====== Extrait à lire ======

Elle représentait un investissement financier lourd qui faisait suite à de nombreux mois d'économies et de sacrifices (un franc de 1935 équivalant à environ 0,50 €, le poste ci-contre devait coûter presque 500 €).
Mon père avait commandé son poste à lampes à La MANU (MANUFRANCE - SAINT-ETIENNE).
C'était un gros poste de TSF, plus haut que large avec une belle ébénisterie en bois comme il s'en faisait à l'époque.
Papa avait érigé un pylône en bois à l'autre bout du jardin. Un fil de cuivre partait du poste de TSF.
Il montait le long du mur de la maison et était tendu
entre le grenier et le pylône, c'était l'antenne. Indispensable !
Je me souviens aussi de la prise de terre qui n'avait pas été oubliée ; elle était reliée à un piquet métallique profondément enfoncé dans le sol du jardin.
La qualité du son d'un poste de TSF n'avait rien de comparable avec celle des récepteurs radio d'aujourd’hui. Nous entendions parfois des craquements sinistres dans le haut-parleur. A la suite de ces bruits anormaux, il y avait parfois un ronflement et le poste ne captait plus rien.
A ce moment là, papa lui assumait un fort coup de poing sur la tête, on entendait à nouveau un craquement épouvantable qui vous faisait sursauter et, miracle, le poste fonctionnait à nouveau. La méthode était sans doute peu technique, mais très efficace !
En ce temps là, la radio diffusait principalement des pièces de théâtre.
Nous étions cinq enfants et, comme il y avait toujours plus ou moins de bruit à la maison, papa écoutait le poste l'oreille collée au haut-parleur.
Sa position favorite était la jambe repliée avec un pied sur une chaise, l'autre jambe au sol. Il faut croire que cette position lui convenait, puisqu'il restait ainsi des heures durant à suivre son programme théâtral.
Pour écouter les informations - là c'était important - nous avions droit à un avertissement, à voix très haute, de faire silence !
Il y avait Radio Paris, Radio Toulouse Saint Agnan (ou Sintagnan, je ne sais plus ?), Sottens, Stuttgart etc..
Durant cette période d'avant la guerre, le poste était tombé en panne après avoir fait des étincelles et il en était sorti une fumée nauséabonde. La panne était due à une souris qui était entré dans l'appareil et s’était faite électrocuter. Son cadavre était restée coincée derrière le verre du cadran indicateur des stations !
Puis vinrent les années troubles de la guerre.
Subitement, toutes les stations de radiodiffusion en langue française furent mises au silence.
Le MANUFRANCE nous suivit jusqu'au village Les Essarts, en Vendée, lors de l'évacuation des Ardennes en mai 1940.

====== Extraits de données ======

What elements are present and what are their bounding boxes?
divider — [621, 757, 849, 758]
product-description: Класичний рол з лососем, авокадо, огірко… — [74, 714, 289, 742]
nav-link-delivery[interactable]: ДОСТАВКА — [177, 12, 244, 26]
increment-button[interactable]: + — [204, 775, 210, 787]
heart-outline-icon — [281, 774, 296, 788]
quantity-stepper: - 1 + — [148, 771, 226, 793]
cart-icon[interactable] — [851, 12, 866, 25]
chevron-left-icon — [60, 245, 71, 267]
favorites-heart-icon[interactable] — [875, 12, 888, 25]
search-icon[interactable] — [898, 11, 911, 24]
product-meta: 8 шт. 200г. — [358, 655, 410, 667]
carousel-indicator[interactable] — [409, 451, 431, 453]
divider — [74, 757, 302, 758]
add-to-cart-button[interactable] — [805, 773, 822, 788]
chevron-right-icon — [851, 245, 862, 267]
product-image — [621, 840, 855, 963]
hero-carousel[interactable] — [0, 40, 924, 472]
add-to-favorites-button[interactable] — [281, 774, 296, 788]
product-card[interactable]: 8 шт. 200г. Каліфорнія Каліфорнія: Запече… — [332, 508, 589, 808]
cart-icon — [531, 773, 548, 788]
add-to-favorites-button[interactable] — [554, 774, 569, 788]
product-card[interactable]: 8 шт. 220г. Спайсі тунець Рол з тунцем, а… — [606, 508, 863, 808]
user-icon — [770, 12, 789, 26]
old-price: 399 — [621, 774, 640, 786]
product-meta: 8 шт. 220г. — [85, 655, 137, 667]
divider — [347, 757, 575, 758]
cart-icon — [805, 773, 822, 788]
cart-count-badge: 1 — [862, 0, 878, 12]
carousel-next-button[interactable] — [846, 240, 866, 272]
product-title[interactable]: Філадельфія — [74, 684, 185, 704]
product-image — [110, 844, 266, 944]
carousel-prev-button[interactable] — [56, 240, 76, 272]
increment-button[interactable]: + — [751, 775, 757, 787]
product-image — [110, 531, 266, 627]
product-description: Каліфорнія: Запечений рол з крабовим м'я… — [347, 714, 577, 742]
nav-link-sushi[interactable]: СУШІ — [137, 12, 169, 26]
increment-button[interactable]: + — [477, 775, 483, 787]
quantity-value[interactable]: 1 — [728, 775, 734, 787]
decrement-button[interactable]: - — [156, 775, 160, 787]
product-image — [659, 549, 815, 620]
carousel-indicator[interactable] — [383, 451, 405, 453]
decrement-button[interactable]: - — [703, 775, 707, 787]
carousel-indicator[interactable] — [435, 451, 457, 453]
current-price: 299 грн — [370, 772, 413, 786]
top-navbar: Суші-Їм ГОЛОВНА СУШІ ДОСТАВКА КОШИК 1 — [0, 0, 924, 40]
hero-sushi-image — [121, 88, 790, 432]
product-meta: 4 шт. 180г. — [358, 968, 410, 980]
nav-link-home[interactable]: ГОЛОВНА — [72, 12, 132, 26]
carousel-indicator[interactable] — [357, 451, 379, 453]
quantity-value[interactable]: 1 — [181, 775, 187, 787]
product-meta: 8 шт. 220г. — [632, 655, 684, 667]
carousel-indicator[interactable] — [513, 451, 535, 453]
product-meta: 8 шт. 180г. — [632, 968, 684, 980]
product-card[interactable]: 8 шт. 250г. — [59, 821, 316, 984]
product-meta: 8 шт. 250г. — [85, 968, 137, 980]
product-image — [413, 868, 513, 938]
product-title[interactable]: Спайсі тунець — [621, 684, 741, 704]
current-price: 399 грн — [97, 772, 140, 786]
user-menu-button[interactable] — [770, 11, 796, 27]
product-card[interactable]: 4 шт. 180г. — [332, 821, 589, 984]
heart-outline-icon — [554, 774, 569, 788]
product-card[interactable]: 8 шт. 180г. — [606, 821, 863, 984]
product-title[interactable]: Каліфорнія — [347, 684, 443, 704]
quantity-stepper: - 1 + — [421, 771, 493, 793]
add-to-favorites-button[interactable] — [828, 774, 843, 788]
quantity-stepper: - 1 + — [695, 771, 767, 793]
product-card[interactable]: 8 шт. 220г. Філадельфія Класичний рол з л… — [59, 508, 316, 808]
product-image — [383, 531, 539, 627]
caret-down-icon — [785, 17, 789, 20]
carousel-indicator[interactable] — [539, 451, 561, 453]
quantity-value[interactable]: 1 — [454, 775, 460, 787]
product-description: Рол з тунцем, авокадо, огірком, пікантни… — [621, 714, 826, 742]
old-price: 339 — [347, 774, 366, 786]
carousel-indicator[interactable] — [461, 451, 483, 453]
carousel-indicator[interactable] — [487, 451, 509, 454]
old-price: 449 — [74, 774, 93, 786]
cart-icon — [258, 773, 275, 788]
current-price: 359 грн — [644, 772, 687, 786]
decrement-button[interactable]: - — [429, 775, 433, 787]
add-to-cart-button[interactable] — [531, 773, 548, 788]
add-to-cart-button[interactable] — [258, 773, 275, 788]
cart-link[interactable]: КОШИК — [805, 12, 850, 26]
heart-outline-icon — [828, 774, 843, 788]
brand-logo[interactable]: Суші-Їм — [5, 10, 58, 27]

======

- **Liste des activités**
**1)** Répondez aux questions suivantes sur le récit du poste de TSF.
(a) Auprès de qui le père avait-il commandé son poste à lampes ?
(b) À quoi la prise de terre était-elle reliée ?
(c) Qu'est-ce qui avait causé la panne accompagnée d'étincelles et de fumée ?
**2)** Prolongez le récit du poste de TSF à partir de sa dernière phrase.

- **Réponses**
**1)**
(a) Auprès de La MANU (MANUFRANCE, à Saint-Étienne).
(b) À un piquet métallique profondément enfoncé dans le sol du jardin.
(c) Une souris, entrée dans l'appareil, s'y était fait électrocuter.

**2)**
Le moral était au plus bas, aussi bien pour les réfugiés que nous étions, que pour les gens de Vendée qui nous avaient accueillis. ..... Une bonne moitié de la France était envahie.
J’avais 10 ans en juin 1940. Je me souviens de l'arrivée des allemands en début d'après-midi, en voitures blindées et side-car. J'étais caché derrière un buisson ... mon cœur battait très fort !
Un jour de juin 1940, alors que nous n'entendions plus ni Radio Paris (Radio Paris ment, Radio Paris ment, Radio Paris est allemand !! ) ni aucune émission en français, qu'un soir, surprise ! nous avons entendu à la TSF une voix en français : « Bonsoir la France ».
C'était Radio Andorre (Ici Radio Andorre, Aqui Radio Andorra ! la station fondée en 1939 par Jacques Trémoulet propriétaire de Radio Toulouse, du Poste de l'Ile-de-France, de Radio Bordeaux Sud-Ouest, de Radio Montpellier, de Radio Agen (et aussi de nombreux autres postes en outre-mer et à l'étranger) qui avait repris ses émissions en avril 1940 depuis le territoire neutre de la Principauté d'Andorre.
De retour dans l'Aube en août 1940 et dans les Ardennes seulement en août 1942, je me souviens que mon père écoutait la TSF l'oreille collée plus que jamais au haut-parleur.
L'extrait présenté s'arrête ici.